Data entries
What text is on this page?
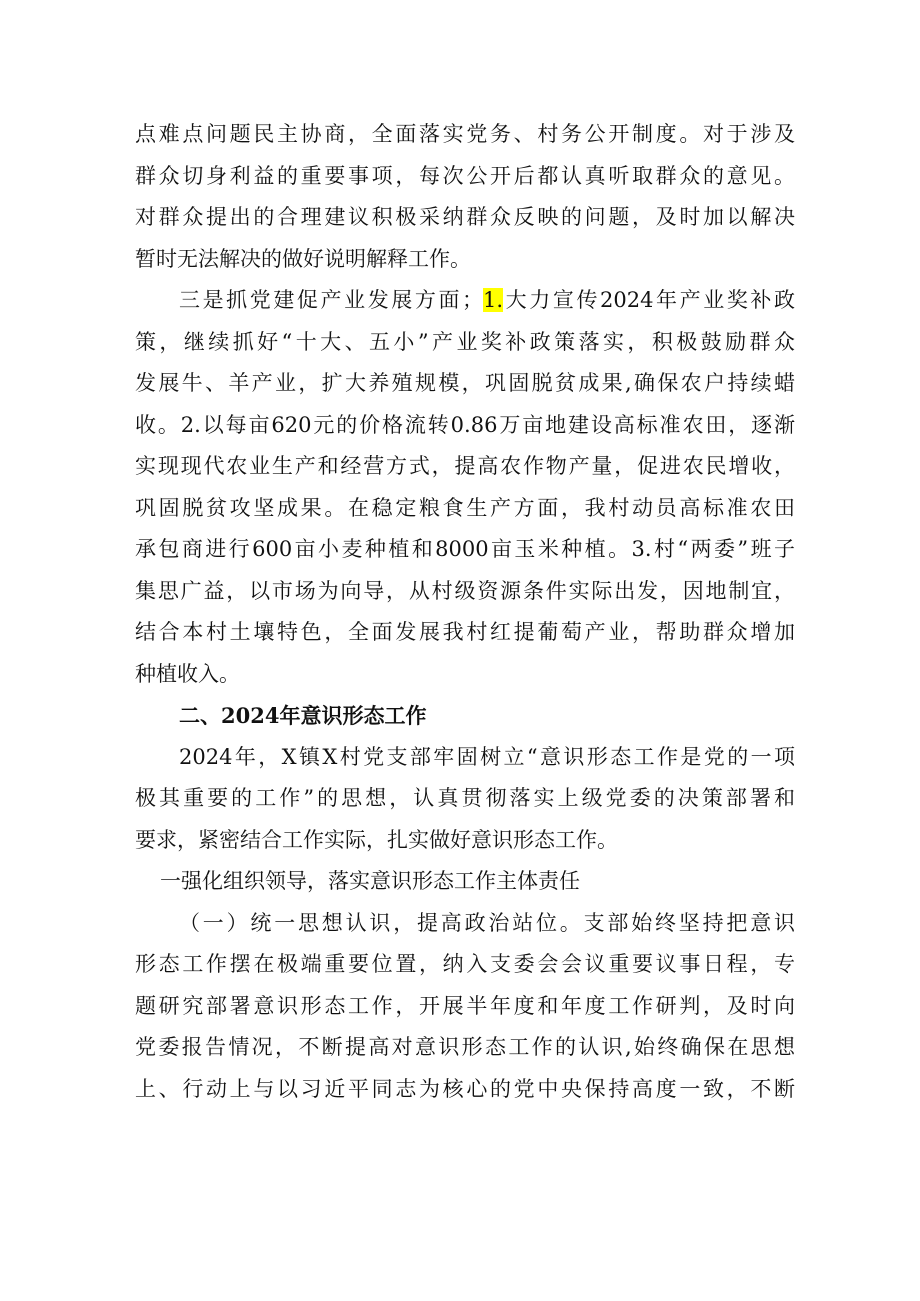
点难点问题民主协商，全面落实党务、村务公开制度。对于涉及
群众切身利益的重要事项，每次公开后都认真听取群众的意见。
对群众提出的合理建议积极采纳群众反映的问题，及时加以解决
暂时无法解决的做好说明解释工作。
三是抓党建促产业发展方面；1.大力宣传2024年产业奖补政
策，继续抓好“十大、五小”产业奖补政策落实，积极鼓励群众
发展牛、羊产业，扩大养殖规模，巩固脱贫成果,确保农户持续蜡
收。2.以每亩620元的价格流转0.86万亩地建设高标准农田，逐渐
实现现代农业生产和经营方式，提高农作物产量，促进农民增收，
巩固脱贫攻坚成果。在稳定粮食生产方面，我村动员高标准农田
承包商进行600亩小麦种植和8000亩玉米种植。3.村“两委”班子
集思广益，以市场为向导，从村级资源条件实际出发，因地制宜，
结合本村土壤特色，全面发展我村红提葡萄产业，帮助群众增加
种植收入。
二、2024年意识形态工作
2024年，X镇X村党支部牢固树立“意识形态工作是党的一项
极其重要的工作”的思想，认真贯彻落实上级党委的决策部署和
要求，紧密结合工作实际，扎实做好意识形态工作。
一强化组织领导，落实意识形态工作主体责任
（一）统一思想认识，提高政治站位。支部始终坚持把意识
形态工作摆在极端重要位置，纳入支委会会议重要议事日程，专
题研究部署意识形态工作，开展半年度和年度工作研判，及时向
党委报告情况，不断提高对意识形态工作的认识,始终确保在思想
上、行动上与以习近平同志为核心的党中央保持高度一致，不断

GIVEN INSTRUCTION - Write out all the entries exactly, except for the pictures.

TASK OUTPUT -
What text is on this page?
点难点问题民主协商，全面落实党务、村务公开制度。对于涉及
群众切身利益的重要事项，每次公开后都认真听取群众的意见。
对群众提出的合理建议积极采纳群众反映的问题，及时加以解决
暂时无法解决的做好说明解释工作。
三是抓党建促产业发展方面；1.大力宣传2024年产业奖补政
策，继续抓好“十大、五小”产业奖补政策落实，积极鼓励群众
发展牛、羊产业，扩大养殖规模，巩固脱贫成果,确保农户持续蜡
收。2.以每亩620元的价格流转0.86万亩地建设高标准农田，逐渐
实现现代农业生产和经营方式，提高农作物产量，促进农民增收，
巩固脱贫攻坚成果。在稳定粮食生产方面，我村动员高标准农田
承包商进行600亩小麦种植和8000亩玉米种植。3.村“两委”班子
集思广益，以市场为向导，从村级资源条件实际出发，因地制宜，
结合本村土壤特色，全面发展我村红提葡萄产业，帮助群众增加
种植收入。
二、2024年意识形态工作
2024年，X镇X村党支部牢固树立“意识形态工作是党的一项
极其重要的工作”的思想，认真贯彻落实上级党委的决策部署和
要求，紧密结合工作实际，扎实做好意识形态工作。
一强化组织领导，落实意识形态工作主体责任
（一）统一思想认识，提高政治站位。支部始终坚持把意识
形态工作摆在极端重要位置，纳入支委会会议重要议事日程，专
题研究部署意识形态工作，开展半年度和年度工作研判，及时向
党委报告情况，不断提高对意识形态工作的认识,始终确保在思想
上、行动上与以习近平同志为核心的党中央保持高度一致，不断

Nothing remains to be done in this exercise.